**Work to be completed**
Search the material for the string "this" and copy each line where it occurs.

## START

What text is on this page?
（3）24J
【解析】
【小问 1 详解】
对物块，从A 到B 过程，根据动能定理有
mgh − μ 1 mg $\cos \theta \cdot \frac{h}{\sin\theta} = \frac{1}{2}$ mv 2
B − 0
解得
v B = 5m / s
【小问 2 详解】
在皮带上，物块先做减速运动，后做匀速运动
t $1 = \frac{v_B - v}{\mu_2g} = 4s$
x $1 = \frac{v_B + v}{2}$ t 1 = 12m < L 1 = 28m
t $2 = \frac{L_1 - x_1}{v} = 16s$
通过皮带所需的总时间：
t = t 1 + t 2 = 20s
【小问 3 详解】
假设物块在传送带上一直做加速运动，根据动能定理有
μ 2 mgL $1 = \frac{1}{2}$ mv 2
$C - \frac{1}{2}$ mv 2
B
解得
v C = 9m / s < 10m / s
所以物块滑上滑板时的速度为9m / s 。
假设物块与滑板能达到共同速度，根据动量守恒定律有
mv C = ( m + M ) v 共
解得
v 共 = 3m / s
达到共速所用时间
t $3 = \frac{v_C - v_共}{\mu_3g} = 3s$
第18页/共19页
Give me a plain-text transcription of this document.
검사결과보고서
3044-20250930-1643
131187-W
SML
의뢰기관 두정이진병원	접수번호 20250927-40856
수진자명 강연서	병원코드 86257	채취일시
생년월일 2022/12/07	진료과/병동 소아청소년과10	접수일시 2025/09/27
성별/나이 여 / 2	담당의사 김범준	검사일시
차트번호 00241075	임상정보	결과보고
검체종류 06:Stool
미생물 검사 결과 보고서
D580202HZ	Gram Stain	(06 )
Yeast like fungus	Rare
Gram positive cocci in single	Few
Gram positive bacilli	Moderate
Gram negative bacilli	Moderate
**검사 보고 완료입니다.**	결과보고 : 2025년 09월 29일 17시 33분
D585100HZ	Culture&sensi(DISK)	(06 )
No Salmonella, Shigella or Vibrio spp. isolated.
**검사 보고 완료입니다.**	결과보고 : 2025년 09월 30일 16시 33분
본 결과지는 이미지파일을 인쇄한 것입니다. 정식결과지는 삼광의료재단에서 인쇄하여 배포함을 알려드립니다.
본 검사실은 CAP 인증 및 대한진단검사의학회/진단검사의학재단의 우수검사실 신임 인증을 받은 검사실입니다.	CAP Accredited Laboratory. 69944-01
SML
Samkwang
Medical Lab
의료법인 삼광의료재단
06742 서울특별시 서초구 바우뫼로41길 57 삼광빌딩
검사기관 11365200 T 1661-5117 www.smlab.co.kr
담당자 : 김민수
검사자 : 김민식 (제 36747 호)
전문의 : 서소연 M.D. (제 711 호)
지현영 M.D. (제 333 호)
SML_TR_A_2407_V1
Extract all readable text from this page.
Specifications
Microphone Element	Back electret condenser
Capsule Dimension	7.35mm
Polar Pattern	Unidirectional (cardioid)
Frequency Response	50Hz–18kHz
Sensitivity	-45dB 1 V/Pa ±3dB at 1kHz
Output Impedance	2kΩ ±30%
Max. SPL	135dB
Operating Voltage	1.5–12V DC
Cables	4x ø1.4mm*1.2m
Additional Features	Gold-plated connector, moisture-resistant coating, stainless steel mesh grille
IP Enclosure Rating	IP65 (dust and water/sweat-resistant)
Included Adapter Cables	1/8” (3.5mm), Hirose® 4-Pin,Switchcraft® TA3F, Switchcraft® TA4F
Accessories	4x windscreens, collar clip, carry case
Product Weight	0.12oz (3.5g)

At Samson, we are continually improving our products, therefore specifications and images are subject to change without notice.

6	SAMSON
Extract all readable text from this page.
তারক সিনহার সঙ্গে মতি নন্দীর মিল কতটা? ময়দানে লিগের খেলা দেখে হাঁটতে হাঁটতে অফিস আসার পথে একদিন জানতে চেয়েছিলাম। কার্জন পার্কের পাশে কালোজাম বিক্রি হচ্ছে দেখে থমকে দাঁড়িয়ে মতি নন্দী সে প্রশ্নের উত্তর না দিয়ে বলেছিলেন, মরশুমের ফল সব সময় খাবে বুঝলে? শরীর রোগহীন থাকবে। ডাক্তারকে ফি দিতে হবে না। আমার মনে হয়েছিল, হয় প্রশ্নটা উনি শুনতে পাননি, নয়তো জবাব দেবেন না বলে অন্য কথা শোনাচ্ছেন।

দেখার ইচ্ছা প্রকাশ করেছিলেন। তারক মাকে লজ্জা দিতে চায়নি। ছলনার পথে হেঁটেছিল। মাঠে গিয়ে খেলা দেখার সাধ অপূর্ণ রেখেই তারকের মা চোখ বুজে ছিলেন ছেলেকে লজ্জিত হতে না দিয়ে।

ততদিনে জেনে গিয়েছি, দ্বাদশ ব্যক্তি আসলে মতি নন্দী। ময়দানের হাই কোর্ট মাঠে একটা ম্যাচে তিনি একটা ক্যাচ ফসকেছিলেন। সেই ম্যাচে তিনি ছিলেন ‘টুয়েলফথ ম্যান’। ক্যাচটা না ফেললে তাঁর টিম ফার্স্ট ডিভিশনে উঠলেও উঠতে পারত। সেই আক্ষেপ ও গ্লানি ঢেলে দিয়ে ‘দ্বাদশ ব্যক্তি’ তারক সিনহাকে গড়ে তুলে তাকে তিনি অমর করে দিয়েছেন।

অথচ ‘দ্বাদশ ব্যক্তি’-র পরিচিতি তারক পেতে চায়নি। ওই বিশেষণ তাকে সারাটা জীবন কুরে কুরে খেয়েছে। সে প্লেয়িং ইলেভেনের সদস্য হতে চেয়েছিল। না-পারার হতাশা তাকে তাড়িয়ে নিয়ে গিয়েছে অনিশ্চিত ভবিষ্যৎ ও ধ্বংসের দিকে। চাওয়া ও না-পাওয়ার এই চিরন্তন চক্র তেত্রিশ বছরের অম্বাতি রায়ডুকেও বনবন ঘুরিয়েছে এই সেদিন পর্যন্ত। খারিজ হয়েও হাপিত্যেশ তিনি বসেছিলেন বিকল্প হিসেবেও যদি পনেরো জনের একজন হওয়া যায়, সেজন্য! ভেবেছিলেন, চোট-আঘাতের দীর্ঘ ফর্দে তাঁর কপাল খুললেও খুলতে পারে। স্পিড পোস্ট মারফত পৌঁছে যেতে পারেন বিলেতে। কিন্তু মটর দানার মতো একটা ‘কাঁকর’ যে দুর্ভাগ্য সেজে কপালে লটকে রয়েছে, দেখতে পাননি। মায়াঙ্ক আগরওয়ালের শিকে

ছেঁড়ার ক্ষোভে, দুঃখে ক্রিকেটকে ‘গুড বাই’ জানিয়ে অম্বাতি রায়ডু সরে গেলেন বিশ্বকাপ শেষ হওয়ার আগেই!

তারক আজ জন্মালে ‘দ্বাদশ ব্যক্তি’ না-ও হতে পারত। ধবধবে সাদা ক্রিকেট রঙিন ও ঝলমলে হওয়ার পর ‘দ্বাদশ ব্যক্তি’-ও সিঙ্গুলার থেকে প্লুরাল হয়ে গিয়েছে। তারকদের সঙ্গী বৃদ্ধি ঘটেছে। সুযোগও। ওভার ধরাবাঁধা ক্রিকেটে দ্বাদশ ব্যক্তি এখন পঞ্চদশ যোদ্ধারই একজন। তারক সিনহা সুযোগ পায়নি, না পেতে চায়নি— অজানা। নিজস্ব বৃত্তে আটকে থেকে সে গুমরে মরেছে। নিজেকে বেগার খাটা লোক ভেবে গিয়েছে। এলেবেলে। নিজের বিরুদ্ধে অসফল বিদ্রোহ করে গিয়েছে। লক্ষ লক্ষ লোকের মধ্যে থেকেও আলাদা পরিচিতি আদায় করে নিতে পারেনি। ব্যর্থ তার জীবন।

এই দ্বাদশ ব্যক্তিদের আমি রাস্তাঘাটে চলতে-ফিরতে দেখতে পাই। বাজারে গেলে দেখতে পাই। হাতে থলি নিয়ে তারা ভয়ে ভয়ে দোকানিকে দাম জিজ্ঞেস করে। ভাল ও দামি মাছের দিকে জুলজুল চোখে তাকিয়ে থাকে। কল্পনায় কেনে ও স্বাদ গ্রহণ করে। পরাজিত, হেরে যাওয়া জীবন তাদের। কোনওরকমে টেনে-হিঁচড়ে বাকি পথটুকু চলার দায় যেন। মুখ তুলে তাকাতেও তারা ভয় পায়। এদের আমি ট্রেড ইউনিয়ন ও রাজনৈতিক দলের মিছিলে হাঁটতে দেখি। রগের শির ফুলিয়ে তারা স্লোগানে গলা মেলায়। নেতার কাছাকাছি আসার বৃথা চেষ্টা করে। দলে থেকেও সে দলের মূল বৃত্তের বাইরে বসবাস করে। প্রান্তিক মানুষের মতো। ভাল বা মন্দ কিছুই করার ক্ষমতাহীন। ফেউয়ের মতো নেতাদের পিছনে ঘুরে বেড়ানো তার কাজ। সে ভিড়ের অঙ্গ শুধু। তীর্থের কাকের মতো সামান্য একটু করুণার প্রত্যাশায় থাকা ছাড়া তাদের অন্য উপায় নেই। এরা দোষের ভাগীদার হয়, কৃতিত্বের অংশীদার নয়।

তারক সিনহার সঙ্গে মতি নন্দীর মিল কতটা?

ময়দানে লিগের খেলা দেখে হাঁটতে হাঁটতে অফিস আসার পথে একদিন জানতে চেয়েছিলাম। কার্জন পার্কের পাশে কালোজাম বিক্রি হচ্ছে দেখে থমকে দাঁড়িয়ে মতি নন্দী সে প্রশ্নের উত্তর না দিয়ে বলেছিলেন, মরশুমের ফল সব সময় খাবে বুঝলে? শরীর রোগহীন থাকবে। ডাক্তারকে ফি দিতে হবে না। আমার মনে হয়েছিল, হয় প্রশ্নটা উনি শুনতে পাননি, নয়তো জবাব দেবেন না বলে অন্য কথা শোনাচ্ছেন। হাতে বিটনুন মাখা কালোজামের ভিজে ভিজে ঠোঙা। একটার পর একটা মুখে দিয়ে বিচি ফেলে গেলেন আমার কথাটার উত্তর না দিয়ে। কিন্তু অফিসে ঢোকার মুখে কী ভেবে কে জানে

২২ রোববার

## END

**Task answer**
What text is on this page?
Give me a plain-text transcription of this document.
Extract all readable text from this page.
Extract all readable text from this page.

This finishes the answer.